Locate each line with the string "lacinia" in the listing below and copy it.
··· Given data ···
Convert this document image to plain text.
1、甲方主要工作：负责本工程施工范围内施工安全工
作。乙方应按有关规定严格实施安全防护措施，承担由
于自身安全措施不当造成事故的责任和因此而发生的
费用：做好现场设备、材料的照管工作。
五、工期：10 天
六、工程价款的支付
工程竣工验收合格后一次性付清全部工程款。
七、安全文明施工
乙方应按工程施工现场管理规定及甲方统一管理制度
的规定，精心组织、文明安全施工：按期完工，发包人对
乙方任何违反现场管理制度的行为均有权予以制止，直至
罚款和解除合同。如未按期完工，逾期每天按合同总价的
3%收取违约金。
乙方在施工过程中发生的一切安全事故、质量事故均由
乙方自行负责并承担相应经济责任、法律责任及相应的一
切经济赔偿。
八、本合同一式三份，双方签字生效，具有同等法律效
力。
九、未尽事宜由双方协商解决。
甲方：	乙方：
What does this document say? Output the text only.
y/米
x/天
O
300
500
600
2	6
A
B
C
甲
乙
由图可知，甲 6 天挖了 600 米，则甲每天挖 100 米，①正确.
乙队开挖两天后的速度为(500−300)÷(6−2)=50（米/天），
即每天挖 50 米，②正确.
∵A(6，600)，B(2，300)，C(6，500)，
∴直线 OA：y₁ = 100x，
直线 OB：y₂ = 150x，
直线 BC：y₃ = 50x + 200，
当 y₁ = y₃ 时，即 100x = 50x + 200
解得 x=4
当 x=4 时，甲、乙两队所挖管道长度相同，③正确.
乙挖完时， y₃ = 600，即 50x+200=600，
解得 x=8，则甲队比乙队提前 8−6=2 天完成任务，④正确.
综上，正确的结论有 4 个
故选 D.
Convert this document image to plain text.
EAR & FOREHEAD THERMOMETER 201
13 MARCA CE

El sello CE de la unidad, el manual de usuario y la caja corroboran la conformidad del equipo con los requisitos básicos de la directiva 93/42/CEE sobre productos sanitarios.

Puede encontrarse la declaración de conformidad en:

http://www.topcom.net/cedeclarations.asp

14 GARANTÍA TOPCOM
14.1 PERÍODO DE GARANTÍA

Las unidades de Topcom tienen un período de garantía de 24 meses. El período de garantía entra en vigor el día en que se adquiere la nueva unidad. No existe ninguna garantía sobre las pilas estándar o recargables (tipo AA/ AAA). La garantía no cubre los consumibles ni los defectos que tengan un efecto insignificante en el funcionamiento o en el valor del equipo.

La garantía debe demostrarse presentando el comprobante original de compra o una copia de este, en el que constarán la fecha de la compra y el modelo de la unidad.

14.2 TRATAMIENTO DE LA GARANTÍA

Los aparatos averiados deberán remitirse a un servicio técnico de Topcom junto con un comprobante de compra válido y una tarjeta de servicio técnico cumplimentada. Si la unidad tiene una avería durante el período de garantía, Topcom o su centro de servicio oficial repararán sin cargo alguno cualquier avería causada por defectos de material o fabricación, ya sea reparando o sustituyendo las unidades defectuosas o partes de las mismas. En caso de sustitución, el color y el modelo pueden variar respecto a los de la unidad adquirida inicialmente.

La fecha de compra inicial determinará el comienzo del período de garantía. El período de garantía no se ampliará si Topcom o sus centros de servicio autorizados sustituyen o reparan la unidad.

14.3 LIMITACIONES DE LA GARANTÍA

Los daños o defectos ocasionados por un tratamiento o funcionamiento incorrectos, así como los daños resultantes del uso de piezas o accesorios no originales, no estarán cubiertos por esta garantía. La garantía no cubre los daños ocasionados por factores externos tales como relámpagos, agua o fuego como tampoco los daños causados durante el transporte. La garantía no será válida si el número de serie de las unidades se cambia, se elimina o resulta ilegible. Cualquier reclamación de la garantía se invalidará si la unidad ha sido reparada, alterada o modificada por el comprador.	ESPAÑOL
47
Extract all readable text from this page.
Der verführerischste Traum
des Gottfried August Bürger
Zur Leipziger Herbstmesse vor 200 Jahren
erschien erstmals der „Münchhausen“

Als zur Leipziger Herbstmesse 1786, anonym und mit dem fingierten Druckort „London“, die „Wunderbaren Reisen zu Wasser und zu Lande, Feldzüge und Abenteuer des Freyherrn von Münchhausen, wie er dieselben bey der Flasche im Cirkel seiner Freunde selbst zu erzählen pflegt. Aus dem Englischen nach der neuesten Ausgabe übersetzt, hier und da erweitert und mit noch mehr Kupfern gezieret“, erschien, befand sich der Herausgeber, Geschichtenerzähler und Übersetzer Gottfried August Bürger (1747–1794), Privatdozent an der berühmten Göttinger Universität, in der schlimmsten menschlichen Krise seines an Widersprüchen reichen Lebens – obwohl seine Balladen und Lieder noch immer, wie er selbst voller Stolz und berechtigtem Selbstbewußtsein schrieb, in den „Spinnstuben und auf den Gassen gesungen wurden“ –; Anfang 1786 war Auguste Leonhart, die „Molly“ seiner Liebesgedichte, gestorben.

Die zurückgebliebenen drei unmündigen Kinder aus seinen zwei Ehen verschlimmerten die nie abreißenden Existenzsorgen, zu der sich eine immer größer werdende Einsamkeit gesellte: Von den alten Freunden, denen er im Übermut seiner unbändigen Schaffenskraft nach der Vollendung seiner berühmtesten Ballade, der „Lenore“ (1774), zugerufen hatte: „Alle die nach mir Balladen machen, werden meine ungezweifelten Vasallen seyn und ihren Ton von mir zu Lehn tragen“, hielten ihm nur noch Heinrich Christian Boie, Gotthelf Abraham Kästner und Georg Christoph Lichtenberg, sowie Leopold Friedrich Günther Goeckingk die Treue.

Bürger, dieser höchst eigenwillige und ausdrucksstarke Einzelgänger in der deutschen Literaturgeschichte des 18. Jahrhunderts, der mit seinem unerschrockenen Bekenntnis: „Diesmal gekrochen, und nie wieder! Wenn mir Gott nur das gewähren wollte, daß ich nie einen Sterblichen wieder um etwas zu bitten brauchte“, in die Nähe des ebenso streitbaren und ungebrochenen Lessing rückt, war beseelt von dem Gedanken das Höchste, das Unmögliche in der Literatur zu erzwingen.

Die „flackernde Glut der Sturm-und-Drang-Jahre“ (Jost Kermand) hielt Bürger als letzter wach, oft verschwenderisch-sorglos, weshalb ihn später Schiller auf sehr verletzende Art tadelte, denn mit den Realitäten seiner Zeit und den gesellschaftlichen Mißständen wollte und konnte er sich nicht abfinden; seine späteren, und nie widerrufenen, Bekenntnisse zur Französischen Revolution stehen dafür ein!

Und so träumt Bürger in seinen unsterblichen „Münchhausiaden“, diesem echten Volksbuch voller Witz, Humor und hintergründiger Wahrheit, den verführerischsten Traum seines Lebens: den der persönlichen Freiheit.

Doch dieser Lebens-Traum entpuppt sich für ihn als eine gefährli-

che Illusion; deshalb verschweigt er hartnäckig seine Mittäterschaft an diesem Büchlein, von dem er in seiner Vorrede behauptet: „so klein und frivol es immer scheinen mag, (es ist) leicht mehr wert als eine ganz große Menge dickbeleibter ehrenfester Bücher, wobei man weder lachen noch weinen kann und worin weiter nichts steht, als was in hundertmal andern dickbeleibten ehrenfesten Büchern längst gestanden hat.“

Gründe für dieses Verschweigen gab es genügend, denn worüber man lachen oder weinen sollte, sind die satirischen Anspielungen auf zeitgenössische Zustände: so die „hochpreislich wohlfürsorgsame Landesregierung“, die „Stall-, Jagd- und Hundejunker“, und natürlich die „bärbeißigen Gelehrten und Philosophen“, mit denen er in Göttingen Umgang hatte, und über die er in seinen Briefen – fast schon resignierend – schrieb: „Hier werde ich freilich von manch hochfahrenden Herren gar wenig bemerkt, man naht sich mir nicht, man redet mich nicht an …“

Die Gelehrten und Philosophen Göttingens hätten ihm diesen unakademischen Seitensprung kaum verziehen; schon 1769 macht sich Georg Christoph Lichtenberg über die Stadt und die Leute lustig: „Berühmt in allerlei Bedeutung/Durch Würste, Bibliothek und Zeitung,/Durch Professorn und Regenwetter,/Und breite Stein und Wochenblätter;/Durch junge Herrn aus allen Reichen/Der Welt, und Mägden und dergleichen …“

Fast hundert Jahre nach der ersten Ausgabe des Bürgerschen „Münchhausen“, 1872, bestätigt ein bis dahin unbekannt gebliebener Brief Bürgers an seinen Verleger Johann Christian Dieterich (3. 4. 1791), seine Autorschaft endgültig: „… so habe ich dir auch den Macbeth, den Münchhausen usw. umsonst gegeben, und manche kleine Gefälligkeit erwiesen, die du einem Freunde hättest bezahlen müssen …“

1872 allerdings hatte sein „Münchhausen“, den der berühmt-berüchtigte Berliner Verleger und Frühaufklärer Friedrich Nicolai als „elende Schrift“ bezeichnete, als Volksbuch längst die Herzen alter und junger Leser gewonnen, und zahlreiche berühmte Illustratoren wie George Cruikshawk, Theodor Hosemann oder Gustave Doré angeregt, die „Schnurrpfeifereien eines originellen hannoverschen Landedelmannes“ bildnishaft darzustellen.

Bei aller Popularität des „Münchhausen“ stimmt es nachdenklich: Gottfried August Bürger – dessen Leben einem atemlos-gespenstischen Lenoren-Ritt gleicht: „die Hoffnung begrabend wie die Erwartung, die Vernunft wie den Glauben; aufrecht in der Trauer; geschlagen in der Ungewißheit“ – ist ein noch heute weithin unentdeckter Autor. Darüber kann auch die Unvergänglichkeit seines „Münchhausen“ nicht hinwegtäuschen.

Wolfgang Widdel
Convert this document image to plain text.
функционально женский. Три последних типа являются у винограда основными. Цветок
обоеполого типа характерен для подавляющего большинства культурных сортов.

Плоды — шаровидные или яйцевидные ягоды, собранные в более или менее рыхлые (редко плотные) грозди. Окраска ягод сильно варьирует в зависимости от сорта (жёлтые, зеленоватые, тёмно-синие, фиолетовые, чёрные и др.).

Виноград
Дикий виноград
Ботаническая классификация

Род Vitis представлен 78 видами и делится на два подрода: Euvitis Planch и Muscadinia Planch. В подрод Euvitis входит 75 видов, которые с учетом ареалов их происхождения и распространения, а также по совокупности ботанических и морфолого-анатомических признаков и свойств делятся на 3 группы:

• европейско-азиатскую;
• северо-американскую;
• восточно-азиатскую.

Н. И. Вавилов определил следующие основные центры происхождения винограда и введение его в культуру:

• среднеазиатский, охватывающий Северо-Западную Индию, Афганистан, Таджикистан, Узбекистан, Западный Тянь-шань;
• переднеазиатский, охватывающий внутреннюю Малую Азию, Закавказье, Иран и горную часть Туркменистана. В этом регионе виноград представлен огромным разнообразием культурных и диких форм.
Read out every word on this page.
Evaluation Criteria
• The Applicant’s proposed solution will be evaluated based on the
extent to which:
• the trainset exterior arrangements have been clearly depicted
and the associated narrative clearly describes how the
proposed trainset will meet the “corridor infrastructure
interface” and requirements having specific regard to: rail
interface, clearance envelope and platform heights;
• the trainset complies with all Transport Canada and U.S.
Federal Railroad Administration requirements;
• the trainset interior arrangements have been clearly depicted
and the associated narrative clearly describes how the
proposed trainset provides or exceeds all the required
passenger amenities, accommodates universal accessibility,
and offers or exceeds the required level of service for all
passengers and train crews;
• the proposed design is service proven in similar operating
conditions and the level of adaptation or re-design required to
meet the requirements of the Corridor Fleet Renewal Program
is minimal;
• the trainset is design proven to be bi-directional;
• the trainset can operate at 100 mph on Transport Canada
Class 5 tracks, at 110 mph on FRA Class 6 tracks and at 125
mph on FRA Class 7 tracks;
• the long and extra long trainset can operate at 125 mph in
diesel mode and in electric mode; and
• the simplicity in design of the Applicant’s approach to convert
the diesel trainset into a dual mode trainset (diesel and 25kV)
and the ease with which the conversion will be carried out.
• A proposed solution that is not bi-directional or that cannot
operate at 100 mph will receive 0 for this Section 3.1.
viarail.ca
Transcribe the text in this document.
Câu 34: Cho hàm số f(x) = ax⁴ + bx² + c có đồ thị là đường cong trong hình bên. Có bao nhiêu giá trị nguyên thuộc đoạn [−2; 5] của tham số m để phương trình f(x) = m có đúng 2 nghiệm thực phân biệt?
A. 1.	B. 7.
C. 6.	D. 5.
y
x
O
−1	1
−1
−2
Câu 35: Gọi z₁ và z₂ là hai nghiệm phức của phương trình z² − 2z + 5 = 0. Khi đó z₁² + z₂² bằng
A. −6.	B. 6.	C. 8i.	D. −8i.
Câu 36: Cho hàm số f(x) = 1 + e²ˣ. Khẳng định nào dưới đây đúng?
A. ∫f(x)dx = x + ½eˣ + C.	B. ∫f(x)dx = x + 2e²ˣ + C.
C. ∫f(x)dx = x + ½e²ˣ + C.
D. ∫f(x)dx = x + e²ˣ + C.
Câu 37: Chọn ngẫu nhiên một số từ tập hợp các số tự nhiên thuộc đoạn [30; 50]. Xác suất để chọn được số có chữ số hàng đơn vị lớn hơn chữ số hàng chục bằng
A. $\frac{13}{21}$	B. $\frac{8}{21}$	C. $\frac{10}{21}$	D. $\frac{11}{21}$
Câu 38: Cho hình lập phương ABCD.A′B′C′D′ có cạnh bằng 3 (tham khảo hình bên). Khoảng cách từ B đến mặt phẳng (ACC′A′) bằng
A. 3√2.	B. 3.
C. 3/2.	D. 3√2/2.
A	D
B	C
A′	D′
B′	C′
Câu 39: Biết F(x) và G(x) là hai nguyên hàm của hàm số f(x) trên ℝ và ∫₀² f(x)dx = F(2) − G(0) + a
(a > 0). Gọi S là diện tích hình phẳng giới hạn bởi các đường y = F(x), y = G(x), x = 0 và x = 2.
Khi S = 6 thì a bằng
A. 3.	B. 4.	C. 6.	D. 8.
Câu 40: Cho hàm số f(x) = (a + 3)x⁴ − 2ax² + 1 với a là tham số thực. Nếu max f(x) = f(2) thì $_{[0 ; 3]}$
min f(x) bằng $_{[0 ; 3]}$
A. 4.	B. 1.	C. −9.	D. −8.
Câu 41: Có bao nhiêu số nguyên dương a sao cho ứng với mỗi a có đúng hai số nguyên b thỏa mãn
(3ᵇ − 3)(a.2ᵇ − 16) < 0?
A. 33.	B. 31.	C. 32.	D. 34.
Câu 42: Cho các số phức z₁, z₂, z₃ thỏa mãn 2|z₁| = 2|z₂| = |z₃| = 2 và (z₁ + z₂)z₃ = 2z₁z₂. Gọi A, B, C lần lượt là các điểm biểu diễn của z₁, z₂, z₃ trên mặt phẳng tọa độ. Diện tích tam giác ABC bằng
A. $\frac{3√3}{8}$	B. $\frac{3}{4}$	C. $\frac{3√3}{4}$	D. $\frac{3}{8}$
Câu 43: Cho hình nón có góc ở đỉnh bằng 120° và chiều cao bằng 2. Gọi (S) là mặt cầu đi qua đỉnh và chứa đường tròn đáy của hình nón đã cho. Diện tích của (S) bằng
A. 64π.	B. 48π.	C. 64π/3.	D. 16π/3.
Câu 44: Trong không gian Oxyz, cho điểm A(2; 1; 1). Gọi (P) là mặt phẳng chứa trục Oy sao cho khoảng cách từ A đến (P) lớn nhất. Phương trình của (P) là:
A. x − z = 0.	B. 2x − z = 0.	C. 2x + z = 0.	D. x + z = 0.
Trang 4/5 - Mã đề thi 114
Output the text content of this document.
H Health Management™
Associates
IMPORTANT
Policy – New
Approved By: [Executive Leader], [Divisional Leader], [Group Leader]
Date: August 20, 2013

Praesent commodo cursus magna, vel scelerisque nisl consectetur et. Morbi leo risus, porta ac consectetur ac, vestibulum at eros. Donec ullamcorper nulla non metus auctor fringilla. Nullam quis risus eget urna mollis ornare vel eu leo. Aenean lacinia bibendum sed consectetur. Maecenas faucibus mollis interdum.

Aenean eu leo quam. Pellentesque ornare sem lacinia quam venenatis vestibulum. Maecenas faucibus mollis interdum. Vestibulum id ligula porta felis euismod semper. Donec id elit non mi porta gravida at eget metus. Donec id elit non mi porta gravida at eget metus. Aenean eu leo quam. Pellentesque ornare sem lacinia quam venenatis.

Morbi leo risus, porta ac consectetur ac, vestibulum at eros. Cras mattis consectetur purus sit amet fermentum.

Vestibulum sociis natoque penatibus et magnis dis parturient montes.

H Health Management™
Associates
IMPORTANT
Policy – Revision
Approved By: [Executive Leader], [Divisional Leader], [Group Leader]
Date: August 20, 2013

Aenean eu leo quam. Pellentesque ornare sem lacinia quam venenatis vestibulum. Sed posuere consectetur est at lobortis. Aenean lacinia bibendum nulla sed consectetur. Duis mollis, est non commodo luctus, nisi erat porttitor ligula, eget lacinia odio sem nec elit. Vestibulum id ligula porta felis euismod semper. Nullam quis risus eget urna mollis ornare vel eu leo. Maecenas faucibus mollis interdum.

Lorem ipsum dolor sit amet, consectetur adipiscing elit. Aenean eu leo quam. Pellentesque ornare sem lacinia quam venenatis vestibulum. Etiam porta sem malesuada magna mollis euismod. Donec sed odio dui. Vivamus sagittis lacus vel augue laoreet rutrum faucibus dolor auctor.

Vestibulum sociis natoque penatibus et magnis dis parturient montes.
···
→ Solution to this task
Praesent commodo cursus magna, vel scelerisque nisl consectetur et. Morbi leo risus, porta ac consectetur ac, vestibulum at eros. Donec ullamcorper nulla non metus auctor fringilla. Nullam quis risus eget urna mollis ornare vel eu leo. Aenean lacinia bibendum sed consectetur. Maecenas faucibus mollis interdum.
Aenean eu leo quam. Pellentesque ornare sem lacinia quam venenatis vestibulum. Maecenas faucibus mollis interdum. Vestibulum id ligula porta felis euismod semper. Donec id elit non mi porta gravida at eget metus. Donec id elit non mi porta gravida at eget metus. Aenean eu leo quam. Pellentesque ornare sem lacinia quam venenatis.
Aenean eu leo quam. Pellentesque ornare sem lacinia quam venenatis vestibulum. Sed posuere consectetur est at lobortis. Aenean lacinia bibendum nulla sed consectetur. Duis mollis, est non commodo luctus, nisi erat porttitor ligula, eget lacinia odio sem nec elit. Vestibulum id ligula porta felis euismod semper. Nullam quis risus eget urna mollis ornare vel eu leo. Maecenas faucibus mollis interdum.
Lorem ipsum dolor sit amet, consectetur adipiscing elit. Aenean eu leo quam. Pellentesque ornare sem lacinia quam venenatis vestibulum. Etiam porta sem malesuada magna mollis euismod. Donec sed odio dui. Vivamus sagittis lacus vel augue laoreet rutrum faucibus dolor auctor.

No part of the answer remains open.